Stored dataset items:
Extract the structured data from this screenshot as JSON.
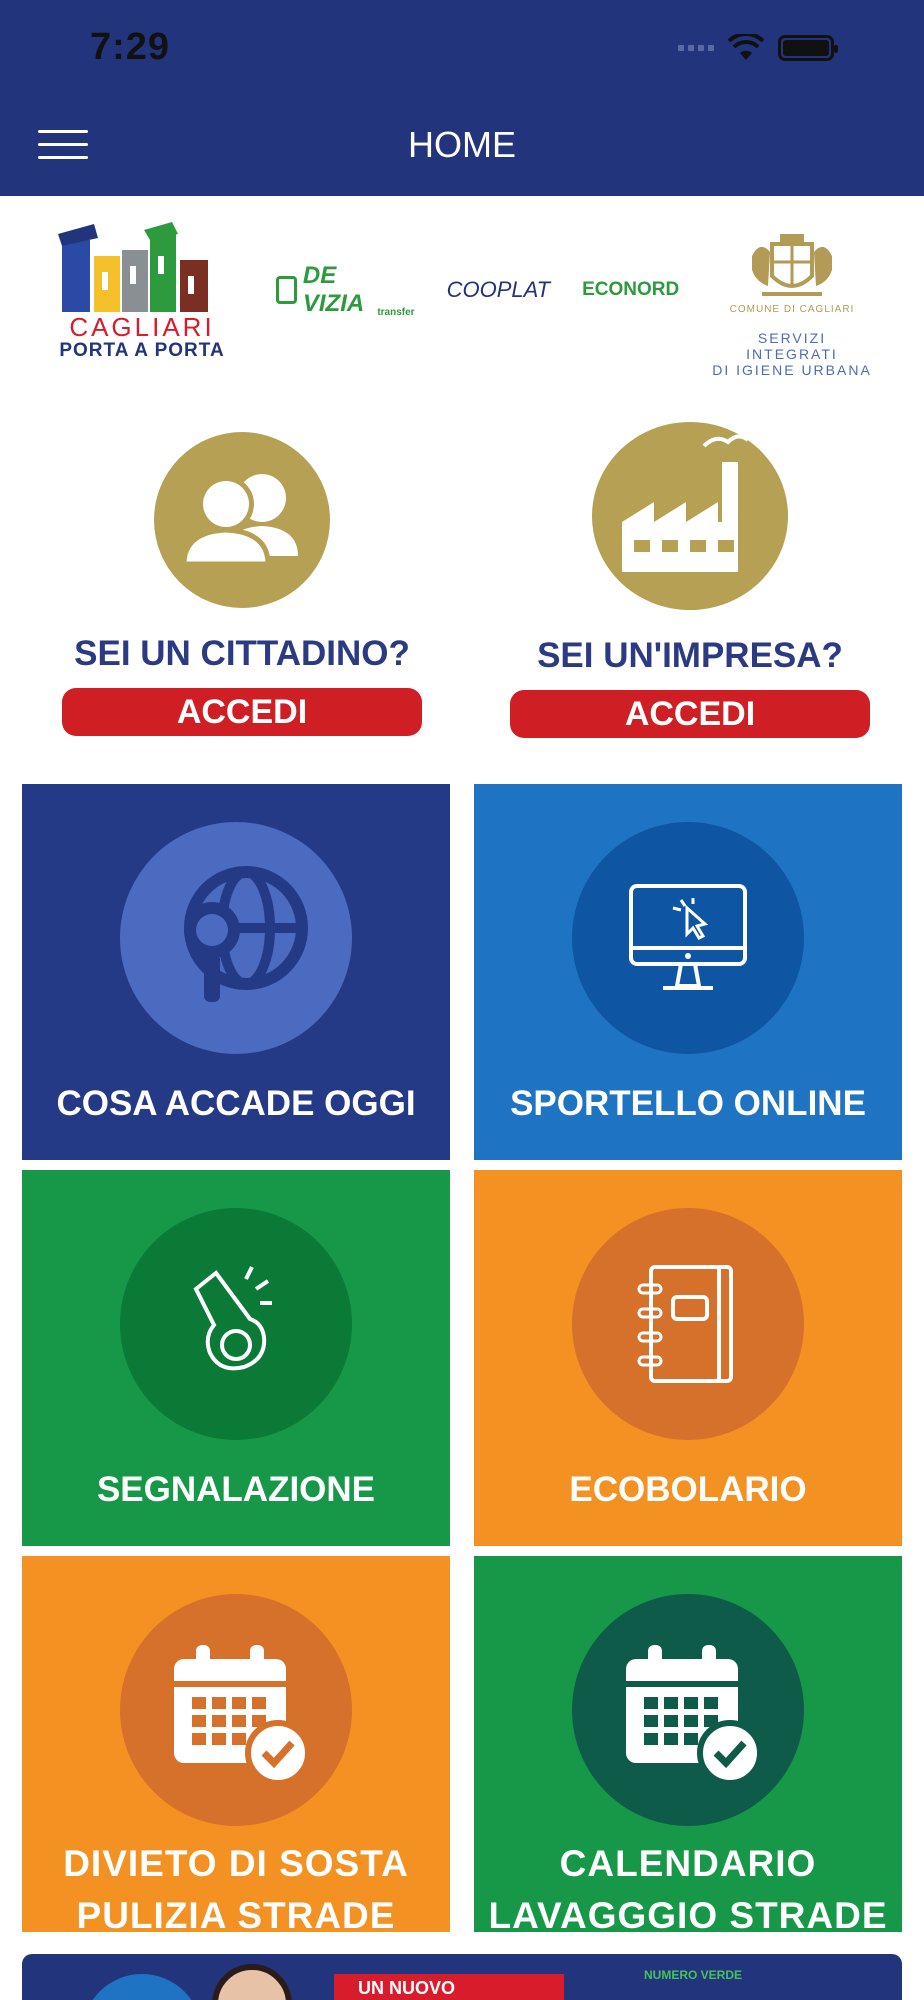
{
  "status_bar": {
    "time": "7:29"
  },
  "header": {
    "title": "HOME"
  },
  "logos": {
    "cagliari_line1": "CAGLIARI",
    "cagliari_line2": "PORTA A PORTA",
    "partner_1": "DE VIZIA",
    "partner_1_sub": "transfer",
    "partner_2": "COOPLAT",
    "partner_3": "ECONORD",
    "comune_small": "COMUNE DI CAGLIARI",
    "comune_services_1": "SERVIZI INTEGRATI",
    "comune_services_2": "DI IGIENE URBANA"
  },
  "accounts": [
    {
      "question": "SEI UN CITTADINO?",
      "button": "ACCEDI"
    },
    {
      "question": "SEI UN'IMPRESA?",
      "button": "ACCEDI"
    }
  ],
  "tiles": [
    {
      "label": "COSA ACCADE OGGI",
      "icon": "globe-search-icon"
    },
    {
      "label": "SPORTELLO ONLINE",
      "icon": "computer-cursor-icon"
    },
    {
      "label": "SEGNALAZIONE",
      "icon": "whistle-icon"
    },
    {
      "label": "ECOBOLARIO",
      "icon": "notebook-icon"
    },
    {
      "label_line1": "DIVIETO DI SOSTA",
      "label_line2": "PULIZIA STRADE",
      "icon": "calendar-check-icon"
    },
    {
      "label_line1": "CALENDARIO",
      "label_line2": "LAVAGGGIO STRADE",
      "icon": "calendar-check-icon"
    }
  ],
  "banner": {
    "red_text": "UN NUOVO",
    "green_text": "NUMERO VERDE"
  },
  "colors": {
    "header": "#22357c",
    "gold": "#b5a054",
    "red_button": "#cf1f25",
    "tile_blue": "#253a86",
    "tile_lightblue": "#1e74c2",
    "tile_green": "#169848",
    "tile_orange": "#f39223"
  }
}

Instruction: Identify each line of the material where the word "icon" shows up, and copy it.

Result below:
      "icon": "globe-search-icon"
      "icon": "computer-cursor-icon"
      "icon": "whistle-icon"
      "icon": "notebook-icon"
      "icon": "calendar-check-icon"
      "icon": "calendar-check-icon"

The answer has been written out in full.